### Excerpted data
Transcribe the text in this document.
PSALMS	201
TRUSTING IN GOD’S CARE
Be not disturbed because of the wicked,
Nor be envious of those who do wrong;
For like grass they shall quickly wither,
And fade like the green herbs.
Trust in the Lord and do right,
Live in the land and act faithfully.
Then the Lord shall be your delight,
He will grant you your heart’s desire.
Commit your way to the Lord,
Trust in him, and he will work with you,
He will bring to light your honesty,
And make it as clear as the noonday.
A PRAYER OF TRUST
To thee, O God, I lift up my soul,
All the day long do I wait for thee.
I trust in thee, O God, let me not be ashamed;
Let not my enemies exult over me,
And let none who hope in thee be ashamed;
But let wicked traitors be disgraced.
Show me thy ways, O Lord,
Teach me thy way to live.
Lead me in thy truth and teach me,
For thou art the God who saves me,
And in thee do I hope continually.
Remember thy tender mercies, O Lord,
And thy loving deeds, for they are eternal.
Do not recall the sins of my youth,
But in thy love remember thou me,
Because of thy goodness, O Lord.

### Exercise aim
Reproduce every line of the data verbatim.

### The reply
Transcribe the text in this document.
PSALMS	201
TRUSTING IN GOD’S CARE
Be not disturbed because of the wicked,
Nor be envious of those who do wrong;
For like grass they shall quickly wither,
And fade like the green herbs.
Trust in the Lord and do right,
Live in the land and act faithfully.
Then the Lord shall be your delight,
He will grant you your heart’s desire.
Commit your way to the Lord,
Trust in him, and he will work with you,
He will bring to light your honesty,
And make it as clear as the noonday.
A PRAYER OF TRUST
To thee, O God, I lift up my soul,
All the day long do I wait for thee.
I trust in thee, O God, let me not be ashamed;
Let not my enemies exult over me,
And let none who hope in thee be ashamed;
But let wicked traitors be disgraced.
Show me thy ways, O Lord,
Teach me thy way to live.
Lead me in thy truth and teach me,
For thou art the God who saves me,
And in thee do I hope continually.
Remember thy tender mercies, O Lord,
And thy loving deeds, for they are eternal.
Do not recall the sins of my youth,
But in thy love remember thou me,
Because of thy goodness, O Lord.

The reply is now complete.